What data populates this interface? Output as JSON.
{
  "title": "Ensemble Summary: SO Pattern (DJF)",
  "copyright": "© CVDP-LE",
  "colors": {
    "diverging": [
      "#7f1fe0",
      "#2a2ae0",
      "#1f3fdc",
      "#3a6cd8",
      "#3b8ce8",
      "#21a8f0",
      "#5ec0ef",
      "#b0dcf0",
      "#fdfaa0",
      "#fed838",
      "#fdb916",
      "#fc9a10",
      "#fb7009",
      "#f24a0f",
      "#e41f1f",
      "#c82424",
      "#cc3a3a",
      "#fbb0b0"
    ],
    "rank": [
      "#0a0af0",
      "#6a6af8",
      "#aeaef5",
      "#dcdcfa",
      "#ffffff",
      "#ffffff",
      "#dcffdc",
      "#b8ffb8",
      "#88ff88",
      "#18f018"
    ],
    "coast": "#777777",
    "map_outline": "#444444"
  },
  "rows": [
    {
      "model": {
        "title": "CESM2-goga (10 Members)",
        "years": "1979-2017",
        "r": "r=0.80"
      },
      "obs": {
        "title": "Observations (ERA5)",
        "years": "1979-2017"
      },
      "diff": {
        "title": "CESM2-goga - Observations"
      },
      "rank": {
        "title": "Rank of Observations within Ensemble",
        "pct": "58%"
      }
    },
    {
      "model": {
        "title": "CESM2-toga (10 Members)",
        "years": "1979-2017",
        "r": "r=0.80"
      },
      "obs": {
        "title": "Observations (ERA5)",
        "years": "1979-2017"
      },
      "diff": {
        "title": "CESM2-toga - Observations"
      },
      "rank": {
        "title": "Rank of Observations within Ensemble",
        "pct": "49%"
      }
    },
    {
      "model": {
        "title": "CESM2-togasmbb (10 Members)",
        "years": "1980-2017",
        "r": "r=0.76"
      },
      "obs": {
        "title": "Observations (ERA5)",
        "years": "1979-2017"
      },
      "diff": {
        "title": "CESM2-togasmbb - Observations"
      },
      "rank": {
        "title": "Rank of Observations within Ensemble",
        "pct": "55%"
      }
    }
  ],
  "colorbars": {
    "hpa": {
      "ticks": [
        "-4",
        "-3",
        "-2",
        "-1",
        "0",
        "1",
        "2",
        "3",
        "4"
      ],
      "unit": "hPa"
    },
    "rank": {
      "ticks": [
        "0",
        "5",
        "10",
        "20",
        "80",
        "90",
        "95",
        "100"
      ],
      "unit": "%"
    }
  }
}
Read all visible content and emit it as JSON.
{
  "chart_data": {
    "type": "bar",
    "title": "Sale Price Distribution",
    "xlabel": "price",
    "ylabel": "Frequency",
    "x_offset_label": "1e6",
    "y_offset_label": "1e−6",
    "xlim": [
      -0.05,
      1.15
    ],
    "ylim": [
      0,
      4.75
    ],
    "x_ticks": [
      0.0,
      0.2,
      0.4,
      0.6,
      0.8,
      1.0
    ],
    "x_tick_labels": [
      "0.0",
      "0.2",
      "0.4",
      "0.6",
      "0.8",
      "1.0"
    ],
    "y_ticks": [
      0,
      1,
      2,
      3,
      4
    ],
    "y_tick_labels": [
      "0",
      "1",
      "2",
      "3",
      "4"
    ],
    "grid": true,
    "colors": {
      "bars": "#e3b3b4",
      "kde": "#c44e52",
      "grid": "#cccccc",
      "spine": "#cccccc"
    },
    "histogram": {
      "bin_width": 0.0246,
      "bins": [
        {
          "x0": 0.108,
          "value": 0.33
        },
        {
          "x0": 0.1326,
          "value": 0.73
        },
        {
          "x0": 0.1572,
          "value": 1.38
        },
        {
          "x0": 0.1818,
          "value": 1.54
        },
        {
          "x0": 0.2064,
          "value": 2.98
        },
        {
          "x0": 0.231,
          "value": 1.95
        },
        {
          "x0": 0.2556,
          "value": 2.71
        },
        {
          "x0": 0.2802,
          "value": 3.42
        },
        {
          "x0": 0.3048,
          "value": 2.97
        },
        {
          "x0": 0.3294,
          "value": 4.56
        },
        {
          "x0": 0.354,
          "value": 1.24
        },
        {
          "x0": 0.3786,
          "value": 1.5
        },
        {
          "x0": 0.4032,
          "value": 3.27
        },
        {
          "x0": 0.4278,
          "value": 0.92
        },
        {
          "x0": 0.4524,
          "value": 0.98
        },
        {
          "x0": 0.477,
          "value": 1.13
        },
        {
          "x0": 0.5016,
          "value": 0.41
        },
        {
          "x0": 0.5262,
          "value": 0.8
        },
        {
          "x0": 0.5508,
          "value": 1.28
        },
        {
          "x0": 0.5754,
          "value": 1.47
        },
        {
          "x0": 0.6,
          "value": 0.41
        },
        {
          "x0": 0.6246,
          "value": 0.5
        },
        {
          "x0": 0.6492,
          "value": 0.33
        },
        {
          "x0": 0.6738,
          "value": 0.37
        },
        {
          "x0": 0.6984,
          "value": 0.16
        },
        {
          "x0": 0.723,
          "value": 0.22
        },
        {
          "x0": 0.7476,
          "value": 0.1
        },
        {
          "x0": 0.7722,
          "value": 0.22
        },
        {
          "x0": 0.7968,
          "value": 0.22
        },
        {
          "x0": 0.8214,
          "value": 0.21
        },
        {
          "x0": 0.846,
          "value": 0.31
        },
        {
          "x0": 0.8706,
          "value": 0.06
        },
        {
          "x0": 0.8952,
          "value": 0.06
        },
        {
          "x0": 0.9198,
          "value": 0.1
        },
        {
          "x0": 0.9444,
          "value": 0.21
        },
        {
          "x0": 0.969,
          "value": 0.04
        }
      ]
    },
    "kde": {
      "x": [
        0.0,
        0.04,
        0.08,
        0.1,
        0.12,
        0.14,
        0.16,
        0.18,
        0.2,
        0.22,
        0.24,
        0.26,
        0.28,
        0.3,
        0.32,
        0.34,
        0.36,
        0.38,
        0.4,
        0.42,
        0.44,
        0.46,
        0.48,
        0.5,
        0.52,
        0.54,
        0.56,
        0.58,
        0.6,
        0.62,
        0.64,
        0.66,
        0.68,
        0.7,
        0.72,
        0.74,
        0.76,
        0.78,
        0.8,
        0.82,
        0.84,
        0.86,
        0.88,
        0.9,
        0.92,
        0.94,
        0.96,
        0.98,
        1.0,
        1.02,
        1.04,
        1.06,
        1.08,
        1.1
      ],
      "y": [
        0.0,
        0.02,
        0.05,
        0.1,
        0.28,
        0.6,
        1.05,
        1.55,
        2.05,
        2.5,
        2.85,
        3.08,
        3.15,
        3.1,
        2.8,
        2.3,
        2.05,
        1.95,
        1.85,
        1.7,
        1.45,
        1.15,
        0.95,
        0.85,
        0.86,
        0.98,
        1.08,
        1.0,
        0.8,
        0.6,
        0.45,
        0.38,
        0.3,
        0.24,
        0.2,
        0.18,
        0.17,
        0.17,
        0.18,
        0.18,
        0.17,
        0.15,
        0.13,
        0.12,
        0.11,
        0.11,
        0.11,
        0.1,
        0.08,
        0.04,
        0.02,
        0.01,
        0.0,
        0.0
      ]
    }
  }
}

====

▶ DIRECTIONS
Repeat the data exactly. Leave nothing out.

▶ FINISHED TASK
What data populates this interface? Output as JSON.
{
  "title": "Ensemble Summary: SO Pattern (DJF)",
  "copyright": "© CVDP-LE",
  "colors": {
    "diverging": [
      "#7f1fe0",
      "#2a2ae0",
      "#1f3fdc",
      "#3a6cd8",
      "#3b8ce8",
      "#21a8f0",
      "#5ec0ef",
      "#b0dcf0",
      "#fdfaa0",
      "#fed838",
      "#fdb916",
      "#fc9a10",
      "#fb7009",
      "#f24a0f",
      "#e41f1f",
      "#c82424",
      "#cc3a3a",
      "#fbb0b0"
    ],
    "rank": [
      "#0a0af0",
      "#6a6af8",
      "#aeaef5",
      "#dcdcfa",
      "#ffffff",
      "#ffffff",
      "#dcffdc",
      "#b8ffb8",
      "#88ff88",
      "#18f018"
    ],
    "coast": "#777777",
    "map_outline": "#444444"
  },
  "rows": [
    {
      "model": {
        "title": "CESM2-goga (10 Members)",
        "years": "1979-2017",
        "r": "r=0.80"
      },
      "obs": {
        "title": "Observations (ERA5)",
        "years": "1979-2017"
      },
      "diff": {
        "title": "CESM2-goga - Observations"
      },
      "rank": {
        "title": "Rank of Observations within Ensemble",
        "pct": "58%"
      }
    },
    {
      "model": {
        "title": "CESM2-toga (10 Members)",
        "years": "1979-2017",
        "r": "r=0.80"
      },
      "obs": {
        "title": "Observations (ERA5)",
        "years": "1979-2017"
      },
      "diff": {
        "title": "CESM2-toga - Observations"
      },
      "rank": {
        "title": "Rank of Observations within Ensemble",
        "pct": "49%"
      }
    },
    {
      "model": {
        "title": "CESM2-togasmbb (10 Members)",
        "years": "1980-2017",
        "r": "r=0.76"
      },
      "obs": {
        "title": "Observations (ERA5)",
        "years": "1979-2017"
      },
      "diff": {
        "title": "CESM2-togasmbb - Observations"
      },
      "rank": {
        "title": "Rank of Observations within Ensemble",
        "pct": "55%"
      }
    }
  ],
  "colorbars": {
    "hpa": {
      "ticks": [
        "-4",
        "-3",
        "-2",
        "-1",
        "0",
        "1",
        "2",
        "3",
        "4"
      ],
      "unit": "hPa"
    },
    "rank": {
      "ticks": [
        "0",
        "5",
        "10",
        "20",
        "80",
        "90",
        "95",
        "100"
      ],
      "unit": "%"
    }
  }
}
Read all visible content and emit it as JSON.
{
  "chart_data": {
    "type": "bar",
    "title": "Sale Price Distribution",
    "xlabel": "price",
    "ylabel": "Frequency",
    "x_offset_label": "1e6",
    "y_offset_label": "1e−6",
    "xlim": [
      -0.05,
      1.15
    ],
    "ylim": [
      0,
      4.75
    ],
    "x_ticks": [
      0.0,
      0.2,
      0.4,
      0.6,
      0.8,
      1.0
    ],
    "x_tick_labels": [
      "0.0",
      "0.2",
      "0.4",
      "0.6",
      "0.8",
      "1.0"
    ],
    "y_ticks": [
      0,
      1,
      2,
      3,
      4
    ],
    "y_tick_labels": [
      "0",
      "1",
      "2",
      "3",
      "4"
    ],
    "grid": true,
    "colors": {
      "bars": "#e3b3b4",
      "kde": "#c44e52",
      "grid": "#cccccc",
      "spine": "#cccccc"
    },
    "histogram": {
      "bin_width": 0.0246,
      "bins": [
        {
          "x0": 0.108,
          "value": 0.33
        },
        {
          "x0": 0.1326,
          "value": 0.73
        },
        {
          "x0": 0.1572,
          "value": 1.38
        },
        {
          "x0": 0.1818,
          "value": 1.54
        },
        {
          "x0": 0.2064,
          "value": 2.98
        },
        {
          "x0": 0.231,
          "value": 1.95
        },
        {
          "x0": 0.2556,
          "value": 2.71
        },
        {
          "x0": 0.2802,
          "value": 3.42
        },
        {
          "x0": 0.3048,
          "value": 2.97
        },
        {
          "x0": 0.3294,
          "value": 4.56
        },
        {
          "x0": 0.354,
          "value": 1.24
        },
        {
          "x0": 0.3786,
          "value": 1.5
        },
        {
          "x0": 0.4032,
          "value": 3.27
        },
        {
          "x0": 0.4278,
          "value": 0.92
        },
        {
          "x0": 0.4524,
          "value": 0.98
        },
        {
          "x0": 0.477,
          "value": 1.13
        },
        {
          "x0": 0.5016,
          "value": 0.41
        },
        {
          "x0": 0.5262,
          "value": 0.8
        },
        {
          "x0": 0.5508,
          "value": 1.28
        },
        {
          "x0": 0.5754,
          "value": 1.47
        },
        {
          "x0": 0.6,
          "value": 0.41
        },
        {
          "x0": 0.6246,
          "value": 0.5
        },
        {
          "x0": 0.6492,
          "value": 0.33
        },
        {
          "x0": 0.6738,
          "value": 0.37
        },
        {
          "x0": 0.6984,
          "value": 0.16
        },
        {
          "x0": 0.723,
          "value": 0.22
        },
        {
          "x0": 0.7476,
          "value": 0.1
        },
        {
          "x0": 0.7722,
          "value": 0.22
        },
        {
          "x0": 0.7968,
          "value": 0.22
        },
        {
          "x0": 0.8214,
          "value": 0.21
        },
        {
          "x0": 0.846,
          "value": 0.31
        },
        {
          "x0": 0.8706,
          "value": 0.06
        },
        {
          "x0": 0.8952,
          "value": 0.06
        },
        {
          "x0": 0.9198,
          "value": 0.1
        },
        {
          "x0": 0.9444,
          "value": 0.21
        },
        {
          "x0": 0.969,
          "value": 0.04
        }
      ]
    },
    "kde": {
      "x": [
        0.0,
        0.04,
        0.08,
        0.1,
        0.12,
        0.14,
        0.16,
        0.18,
        0.2,
        0.22,
        0.24,
        0.26,
        0.28,
        0.3,
        0.32,
        0.34,
        0.36,
        0.38,
        0.4,
        0.42,
        0.44,
        0.46,
        0.48,
        0.5,
        0.52,
        0.54,
        0.56,
        0.58,
        0.6,
        0.62,
        0.64,
        0.66,
        0.68,
        0.7,
        0.72,
        0.74,
        0.76,
        0.78,
        0.8,
        0.82,
        0.84,
        0.86,
        0.88,
        0.9,
        0.92,
        0.94,
        0.96,
        0.98,
        1.0,
        1.02,
        1.04,
        1.06,
        1.08,
        1.1
      ],
      "y": [
        0.0,
        0.02,
        0.05,
        0.1,
        0.28,
        0.6,
        1.05,
        1.55,
        2.05,
        2.5,
        2.85,
        3.08,
        3.15,
        3.1,
        2.8,
        2.3,
        2.05,
        1.95,
        1.85,
        1.7,
        1.45,
        1.15,
        0.95,
        0.85,
        0.86,
        0.98,
        1.08,
        1.0,
        0.8,
        0.6,
        0.45,
        0.38,
        0.3,
        0.24,
        0.2,
        0.18,
        0.17,
        0.17,
        0.18,
        0.18,
        0.17,
        0.15,
        0.13,
        0.12,
        0.11,
        0.11,
        0.11,
        0.1,
        0.08,
        0.04,
        0.02,
        0.01,
        0.0,
        0.0
      ]
    }
  }
}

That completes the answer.